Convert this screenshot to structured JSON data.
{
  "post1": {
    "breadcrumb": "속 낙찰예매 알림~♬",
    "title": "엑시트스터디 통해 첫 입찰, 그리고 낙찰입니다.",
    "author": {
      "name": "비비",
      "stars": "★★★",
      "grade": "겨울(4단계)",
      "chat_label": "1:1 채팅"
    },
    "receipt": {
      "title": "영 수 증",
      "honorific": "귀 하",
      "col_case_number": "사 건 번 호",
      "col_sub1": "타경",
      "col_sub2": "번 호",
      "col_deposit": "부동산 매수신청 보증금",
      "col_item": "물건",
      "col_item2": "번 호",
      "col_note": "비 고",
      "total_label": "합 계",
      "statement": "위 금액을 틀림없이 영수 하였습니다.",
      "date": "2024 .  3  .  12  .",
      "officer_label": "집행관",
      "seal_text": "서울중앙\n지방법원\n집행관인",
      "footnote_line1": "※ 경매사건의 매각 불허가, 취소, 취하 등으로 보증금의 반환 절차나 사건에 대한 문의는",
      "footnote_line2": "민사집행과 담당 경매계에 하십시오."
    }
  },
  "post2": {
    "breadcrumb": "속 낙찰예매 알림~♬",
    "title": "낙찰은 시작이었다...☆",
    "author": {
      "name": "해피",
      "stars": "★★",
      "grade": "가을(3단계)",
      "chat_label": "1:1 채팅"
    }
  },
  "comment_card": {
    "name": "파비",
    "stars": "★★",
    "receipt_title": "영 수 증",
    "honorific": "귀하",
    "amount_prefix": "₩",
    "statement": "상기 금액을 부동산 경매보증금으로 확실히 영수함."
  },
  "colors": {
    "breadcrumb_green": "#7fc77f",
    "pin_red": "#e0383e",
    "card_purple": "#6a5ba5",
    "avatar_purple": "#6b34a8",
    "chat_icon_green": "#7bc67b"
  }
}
::::::::::
Make an exact copy of the material above.

Convert this screenshot to structured JSON data.
{
  "post1": {
    "breadcrumb": "속 낙찰예매 알림~♬",
    "title": "엑시트스터디 통해 첫 입찰, 그리고 낙찰입니다.",
    "author": {
      "name": "비비",
      "stars": "★★★",
      "grade": "겨울(4단계)",
      "chat_label": "1:1 채팅"
    },
    "receipt": {
      "title": "영 수 증",
      "honorific": "귀 하",
      "col_case_number": "사 건 번 호",
      "col_sub1": "타경",
      "col_sub2": "번 호",
      "col_deposit": "부동산 매수신청 보증금",
      "col_item": "물건",
      "col_item2": "번 호",
      "col_note": "비 고",
      "total_label": "합 계",
      "statement": "위 금액을 틀림없이 영수 하였습니다.",
      "date": "2024 .  3  .  12  .",
      "officer_label": "집행관",
      "seal_text": "서울중앙\n지방법원\n집행관인",
      "footnote_line1": "※ 경매사건의 매각 불허가, 취소, 취하 등으로 보증금의 반환 절차나 사건에 대한 문의는",
      "footnote_line2": "민사집행과 담당 경매계에 하십시오."
    }
  },
  "post2": {
    "breadcrumb": "속 낙찰예매 알림~♬",
    "title": "낙찰은 시작이었다...☆",
    "author": {
      "name": "해피",
      "stars": "★★",
      "grade": "가을(3단계)",
      "chat_label": "1:1 채팅"
    }
  },
  "comment_card": {
    "name": "파비",
    "stars": "★★",
    "receipt_title": "영 수 증",
    "honorific": "귀하",
    "amount_prefix": "₩",
    "statement": "상기 금액을 부동산 경매보증금으로 확실히 영수함."
  },
  "colors": {
    "breadcrumb_green": "#7fc77f",
    "pin_red": "#e0383e",
    "card_purple": "#6a5ba5",
    "avatar_purple": "#6b34a8",
    "chat_icon_green": "#7bc67b"
  }
}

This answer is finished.